Stored entries
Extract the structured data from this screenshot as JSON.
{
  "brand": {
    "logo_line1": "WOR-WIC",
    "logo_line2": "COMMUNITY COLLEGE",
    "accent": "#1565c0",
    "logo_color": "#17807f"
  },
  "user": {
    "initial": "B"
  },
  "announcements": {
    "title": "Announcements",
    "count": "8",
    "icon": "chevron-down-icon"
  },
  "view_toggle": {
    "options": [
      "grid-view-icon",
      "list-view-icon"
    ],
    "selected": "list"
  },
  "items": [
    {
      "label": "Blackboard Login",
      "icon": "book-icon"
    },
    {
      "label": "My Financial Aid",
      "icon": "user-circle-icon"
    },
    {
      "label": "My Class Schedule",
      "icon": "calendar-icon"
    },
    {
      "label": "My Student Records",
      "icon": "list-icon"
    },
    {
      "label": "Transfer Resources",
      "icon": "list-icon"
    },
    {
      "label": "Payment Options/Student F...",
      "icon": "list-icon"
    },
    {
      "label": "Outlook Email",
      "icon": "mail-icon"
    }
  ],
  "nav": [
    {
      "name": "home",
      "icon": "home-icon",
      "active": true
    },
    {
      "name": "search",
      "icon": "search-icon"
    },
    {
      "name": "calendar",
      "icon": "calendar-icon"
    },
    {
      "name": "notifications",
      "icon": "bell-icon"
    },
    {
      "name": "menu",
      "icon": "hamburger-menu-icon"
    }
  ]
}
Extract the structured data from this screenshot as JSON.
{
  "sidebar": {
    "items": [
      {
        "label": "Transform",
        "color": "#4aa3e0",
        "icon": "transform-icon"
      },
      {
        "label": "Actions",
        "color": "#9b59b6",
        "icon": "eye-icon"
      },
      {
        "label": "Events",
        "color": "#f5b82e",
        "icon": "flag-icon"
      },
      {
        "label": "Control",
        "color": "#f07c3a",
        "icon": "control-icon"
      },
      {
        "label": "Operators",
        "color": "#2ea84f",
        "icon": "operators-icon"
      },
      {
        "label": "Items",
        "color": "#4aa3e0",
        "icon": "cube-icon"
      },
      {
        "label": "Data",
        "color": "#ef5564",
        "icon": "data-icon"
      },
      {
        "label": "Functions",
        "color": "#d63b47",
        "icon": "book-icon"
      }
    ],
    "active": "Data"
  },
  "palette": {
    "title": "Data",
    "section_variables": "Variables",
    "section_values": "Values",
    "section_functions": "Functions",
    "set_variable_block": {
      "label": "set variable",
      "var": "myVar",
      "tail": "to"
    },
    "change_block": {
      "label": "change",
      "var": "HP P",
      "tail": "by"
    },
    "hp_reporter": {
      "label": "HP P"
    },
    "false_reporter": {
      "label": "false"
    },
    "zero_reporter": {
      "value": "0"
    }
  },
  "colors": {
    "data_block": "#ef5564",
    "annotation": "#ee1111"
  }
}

[Do this] Write the material out again in its entirety, exactly as shown.

[Result below]
Extract the structured data from this screenshot as JSON.
{
  "brand": {
    "logo_line1": "WOR-WIC",
    "logo_line2": "COMMUNITY COLLEGE",
    "accent": "#1565c0",
    "logo_color": "#17807f"
  },
  "user": {
    "initial": "B"
  },
  "announcements": {
    "title": "Announcements",
    "count": "8",
    "icon": "chevron-down-icon"
  },
  "view_toggle": {
    "options": [
      "grid-view-icon",
      "list-view-icon"
    ],
    "selected": "list"
  },
  "items": [
    {
      "label": "Blackboard Login",
      "icon": "book-icon"
    },
    {
      "label": "My Financial Aid",
      "icon": "user-circle-icon"
    },
    {
      "label": "My Class Schedule",
      "icon": "calendar-icon"
    },
    {
      "label": "My Student Records",
      "icon": "list-icon"
    },
    {
      "label": "Transfer Resources",
      "icon": "list-icon"
    },
    {
      "label": "Payment Options/Student F...",
      "icon": "list-icon"
    },
    {
      "label": "Outlook Email",
      "icon": "mail-icon"
    }
  ],
  "nav": [
    {
      "name": "home",
      "icon": "home-icon",
      "active": true
    },
    {
      "name": "search",
      "icon": "search-icon"
    },
    {
      "name": "calendar",
      "icon": "calendar-icon"
    },
    {
      "name": "notifications",
      "icon": "bell-icon"
    },
    {
      "name": "menu",
      "icon": "hamburger-menu-icon"
    }
  ]
}
Extract the structured data from this screenshot as JSON.
{
  "sidebar": {
    "items": [
      {
        "label": "Transform",
        "color": "#4aa3e0",
        "icon": "transform-icon"
      },
      {
        "label": "Actions",
        "color": "#9b59b6",
        "icon": "eye-icon"
      },
      {
        "label": "Events",
        "color": "#f5b82e",
        "icon": "flag-icon"
      },
      {
        "label": "Control",
        "color": "#f07c3a",
        "icon": "control-icon"
      },
      {
        "label": "Operators",
        "color": "#2ea84f",
        "icon": "operators-icon"
      },
      {
        "label": "Items",
        "color": "#4aa3e0",
        "icon": "cube-icon"
      },
      {
        "label": "Data",
        "color": "#ef5564",
        "icon": "data-icon"
      },
      {
        "label": "Functions",
        "color": "#d63b47",
        "icon": "book-icon"
      }
    ],
    "active": "Data"
  },
  "palette": {
    "title": "Data",
    "section_variables": "Variables",
    "section_values": "Values",
    "section_functions": "Functions",
    "set_variable_block": {
      "label": "set variable",
      "var": "myVar",
      "tail": "to"
    },
    "change_block": {
      "label": "change",
      "var": "HP P",
      "tail": "by"
    },
    "hp_reporter": {
      "label": "HP P"
    },
    "false_reporter": {
      "label": "false"
    },
    "zero_reporter": {
      "value": "0"
    }
  },
  "colors": {
    "data_block": "#ef5564",
    "annotation": "#ee1111"
  }
}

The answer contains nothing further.